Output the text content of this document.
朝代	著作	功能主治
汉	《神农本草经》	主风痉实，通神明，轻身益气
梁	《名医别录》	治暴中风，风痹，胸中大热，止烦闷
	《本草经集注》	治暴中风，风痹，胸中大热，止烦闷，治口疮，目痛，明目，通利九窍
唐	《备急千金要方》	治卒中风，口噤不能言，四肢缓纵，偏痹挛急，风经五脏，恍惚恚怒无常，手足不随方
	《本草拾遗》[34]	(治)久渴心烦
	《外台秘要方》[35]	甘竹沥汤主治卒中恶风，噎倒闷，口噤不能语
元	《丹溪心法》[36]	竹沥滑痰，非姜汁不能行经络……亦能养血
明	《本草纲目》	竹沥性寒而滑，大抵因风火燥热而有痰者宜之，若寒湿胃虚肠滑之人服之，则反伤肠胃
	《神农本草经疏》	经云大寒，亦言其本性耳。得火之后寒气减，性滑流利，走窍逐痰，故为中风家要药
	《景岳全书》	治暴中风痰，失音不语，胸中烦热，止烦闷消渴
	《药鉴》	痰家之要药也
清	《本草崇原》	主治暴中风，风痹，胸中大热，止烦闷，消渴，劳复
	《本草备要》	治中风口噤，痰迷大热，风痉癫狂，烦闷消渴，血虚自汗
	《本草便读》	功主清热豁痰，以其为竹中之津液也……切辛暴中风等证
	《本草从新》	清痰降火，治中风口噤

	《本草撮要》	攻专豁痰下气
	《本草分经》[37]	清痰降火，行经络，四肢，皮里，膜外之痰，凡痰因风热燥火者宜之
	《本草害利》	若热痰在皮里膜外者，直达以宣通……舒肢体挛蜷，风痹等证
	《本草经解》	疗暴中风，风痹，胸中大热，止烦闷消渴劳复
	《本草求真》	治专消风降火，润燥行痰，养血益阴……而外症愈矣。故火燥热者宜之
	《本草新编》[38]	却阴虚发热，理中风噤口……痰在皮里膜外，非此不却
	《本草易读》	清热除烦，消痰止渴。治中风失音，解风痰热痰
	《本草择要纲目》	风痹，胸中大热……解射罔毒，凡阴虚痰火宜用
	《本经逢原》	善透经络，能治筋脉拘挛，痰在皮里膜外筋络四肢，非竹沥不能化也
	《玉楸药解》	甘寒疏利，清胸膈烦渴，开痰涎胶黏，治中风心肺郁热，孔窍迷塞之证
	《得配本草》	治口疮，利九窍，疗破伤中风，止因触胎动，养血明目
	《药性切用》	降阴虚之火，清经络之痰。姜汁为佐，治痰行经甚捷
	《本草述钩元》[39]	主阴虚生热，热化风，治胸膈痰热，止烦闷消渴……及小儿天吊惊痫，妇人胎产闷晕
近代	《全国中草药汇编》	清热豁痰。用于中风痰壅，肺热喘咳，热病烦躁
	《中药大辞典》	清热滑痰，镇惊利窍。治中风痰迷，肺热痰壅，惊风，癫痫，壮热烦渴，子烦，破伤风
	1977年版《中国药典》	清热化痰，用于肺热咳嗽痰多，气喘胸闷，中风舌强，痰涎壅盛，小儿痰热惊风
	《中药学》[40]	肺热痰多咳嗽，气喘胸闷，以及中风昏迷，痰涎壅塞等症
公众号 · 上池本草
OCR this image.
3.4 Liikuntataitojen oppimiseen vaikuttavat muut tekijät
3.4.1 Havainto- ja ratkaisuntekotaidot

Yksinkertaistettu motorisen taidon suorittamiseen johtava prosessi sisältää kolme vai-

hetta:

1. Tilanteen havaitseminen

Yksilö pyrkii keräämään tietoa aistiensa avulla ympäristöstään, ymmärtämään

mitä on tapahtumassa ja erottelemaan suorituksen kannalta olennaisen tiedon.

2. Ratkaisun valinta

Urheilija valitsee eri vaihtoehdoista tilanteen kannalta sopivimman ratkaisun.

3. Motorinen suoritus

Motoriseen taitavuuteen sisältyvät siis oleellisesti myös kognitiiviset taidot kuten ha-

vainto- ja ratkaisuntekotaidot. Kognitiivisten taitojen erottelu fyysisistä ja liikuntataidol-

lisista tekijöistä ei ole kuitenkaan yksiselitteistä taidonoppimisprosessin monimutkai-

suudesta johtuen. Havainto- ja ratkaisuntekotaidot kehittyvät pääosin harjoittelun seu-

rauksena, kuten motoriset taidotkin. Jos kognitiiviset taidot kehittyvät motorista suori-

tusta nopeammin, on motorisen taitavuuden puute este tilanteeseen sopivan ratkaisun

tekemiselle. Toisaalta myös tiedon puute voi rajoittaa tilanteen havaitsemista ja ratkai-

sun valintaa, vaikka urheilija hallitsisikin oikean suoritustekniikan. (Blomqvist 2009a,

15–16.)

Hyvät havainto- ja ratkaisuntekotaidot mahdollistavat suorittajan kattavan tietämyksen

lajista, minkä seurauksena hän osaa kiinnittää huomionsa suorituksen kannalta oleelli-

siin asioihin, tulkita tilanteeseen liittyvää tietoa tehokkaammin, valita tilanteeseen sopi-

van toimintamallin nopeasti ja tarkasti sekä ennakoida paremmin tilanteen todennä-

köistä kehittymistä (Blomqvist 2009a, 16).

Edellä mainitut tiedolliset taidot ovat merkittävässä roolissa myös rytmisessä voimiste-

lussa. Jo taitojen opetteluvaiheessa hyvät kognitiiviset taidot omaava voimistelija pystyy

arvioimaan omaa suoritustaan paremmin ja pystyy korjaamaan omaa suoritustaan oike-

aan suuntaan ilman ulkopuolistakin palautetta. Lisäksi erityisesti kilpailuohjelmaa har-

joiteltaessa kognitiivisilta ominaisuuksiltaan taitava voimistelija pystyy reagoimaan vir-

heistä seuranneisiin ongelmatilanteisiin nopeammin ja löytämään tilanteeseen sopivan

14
..........
■ Problem requirements ■
Give the data again, exactly as it stands.

■ Answer ■
Output the text content of this document.
朝代	著作	功能主治
汉	《神农本草经》	主风痉实，通神明，轻身益气
梁	《名医别录》	治暴中风，风痹，胸中大热，止烦闷
	《本草经集注》	治暴中风，风痹，胸中大热，止烦闷，治口疮，目痛，明目，通利九窍
唐	《备急千金要方》	治卒中风，口噤不能言，四肢缓纵，偏痹挛急，风经五脏，恍惚恚怒无常，手足不随方
	《本草拾遗》[34]	(治)久渴心烦
	《外台秘要方》[35]	甘竹沥汤主治卒中恶风，噎倒闷，口噤不能语
元	《丹溪心法》[36]	竹沥滑痰，非姜汁不能行经络……亦能养血
明	《本草纲目》	竹沥性寒而滑，大抵因风火燥热而有痰者宜之，若寒湿胃虚肠滑之人服之，则反伤肠胃
	《神农本草经疏》	经云大寒，亦言其本性耳。得火之后寒气减，性滑流利，走窍逐痰，故为中风家要药
	《景岳全书》	治暴中风痰，失音不语，胸中烦热，止烦闷消渴
	《药鉴》	痰家之要药也
清	《本草崇原》	主治暴中风，风痹，胸中大热，止烦闷，消渴，劳复
	《本草备要》	治中风口噤，痰迷大热，风痉癫狂，烦闷消渴，血虚自汗
	《本草便读》	功主清热豁痰，以其为竹中之津液也……切辛暴中风等证
	《本草从新》	清痰降火，治中风口噤

	《本草撮要》	攻专豁痰下气
	《本草分经》[37]	清痰降火，行经络，四肢，皮里，膜外之痰，凡痰因风热燥火者宜之
	《本草害利》	若热痰在皮里膜外者，直达以宣通……舒肢体挛蜷，风痹等证
	《本草经解》	疗暴中风，风痹，胸中大热，止烦闷消渴劳复
	《本草求真》	治专消风降火，润燥行痰，养血益阴……而外症愈矣。故火燥热者宜之
	《本草新编》[38]	却阴虚发热，理中风噤口……痰在皮里膜外，非此不却
	《本草易读》	清热除烦，消痰止渴。治中风失音，解风痰热痰
	《本草择要纲目》	风痹，胸中大热……解射罔毒，凡阴虚痰火宜用
	《本经逢原》	善透经络，能治筋脉拘挛，痰在皮里膜外筋络四肢，非竹沥不能化也
	《玉楸药解》	甘寒疏利，清胸膈烦渴，开痰涎胶黏，治中风心肺郁热，孔窍迷塞之证
	《得配本草》	治口疮，利九窍，疗破伤中风，止因触胎动，养血明目
	《药性切用》	降阴虚之火，清经络之痰。姜汁为佐，治痰行经甚捷
	《本草述钩元》[39]	主阴虚生热，热化风，治胸膈痰热，止烦闷消渴……及小儿天吊惊痫，妇人胎产闷晕
近代	《全国中草药汇编》	清热豁痰。用于中风痰壅，肺热喘咳，热病烦躁
	《中药大辞典》	清热滑痰，镇惊利窍。治中风痰迷，肺热痰壅，惊风，癫痫，壮热烦渴，子烦，破伤风
	1977年版《中国药典》	清热化痰，用于肺热咳嗽痰多，气喘胸闷，中风舌强，痰涎壅盛，小儿痰热惊风
	《中药学》[40]	肺热痰多咳嗽，气喘胸闷，以及中风昏迷，痰涎壅塞等症
公众号 · 上池本草
OCR this image.
3.4 Liikuntataitojen oppimiseen vaikuttavat muut tekijät
3.4.1 Havainto- ja ratkaisuntekotaidot

Yksinkertaistettu motorisen taidon suorittamiseen johtava prosessi sisältää kolme vai-

hetta:

1. Tilanteen havaitseminen

Yksilö pyrkii keräämään tietoa aistiensa avulla ympäristöstään, ymmärtämään

mitä on tapahtumassa ja erottelemaan suorituksen kannalta olennaisen tiedon.

2. Ratkaisun valinta

Urheilija valitsee eri vaihtoehdoista tilanteen kannalta sopivimman ratkaisun.

3. Motorinen suoritus

Motoriseen taitavuuteen sisältyvät siis oleellisesti myös kognitiiviset taidot kuten ha-

vainto- ja ratkaisuntekotaidot. Kognitiivisten taitojen erottelu fyysisistä ja liikuntataidol-

lisista tekijöistä ei ole kuitenkaan yksiselitteistä taidonoppimisprosessin monimutkai-

suudesta johtuen. Havainto- ja ratkaisuntekotaidot kehittyvät pääosin harjoittelun seu-

rauksena, kuten motoriset taidotkin. Jos kognitiiviset taidot kehittyvät motorista suori-

tusta nopeammin, on motorisen taitavuuden puute este tilanteeseen sopivan ratkaisun

tekemiselle. Toisaalta myös tiedon puute voi rajoittaa tilanteen havaitsemista ja ratkai-

sun valintaa, vaikka urheilija hallitsisikin oikean suoritustekniikan. (Blomqvist 2009a,

15–16.)

Hyvät havainto- ja ratkaisuntekotaidot mahdollistavat suorittajan kattavan tietämyksen

lajista, minkä seurauksena hän osaa kiinnittää huomionsa suorituksen kannalta oleelli-

siin asioihin, tulkita tilanteeseen liittyvää tietoa tehokkaammin, valita tilanteeseen sopi-

van toimintamallin nopeasti ja tarkasti sekä ennakoida paremmin tilanteen todennä-

köistä kehittymistä (Blomqvist 2009a, 16).

Edellä mainitut tiedolliset taidot ovat merkittävässä roolissa myös rytmisessä voimiste-

lussa. Jo taitojen opetteluvaiheessa hyvät kognitiiviset taidot omaava voimistelija pystyy

arvioimaan omaa suoritustaan paremmin ja pystyy korjaamaan omaa suoritustaan oike-

aan suuntaan ilman ulkopuolistakin palautetta. Lisäksi erityisesti kilpailuohjelmaa har-

joiteltaessa kognitiivisilta ominaisuuksiltaan taitava voimistelija pystyy reagoimaan vir-

heistä seuranneisiin ongelmatilanteisiin nopeammin ja löytämään tilanteeseen sopivan

14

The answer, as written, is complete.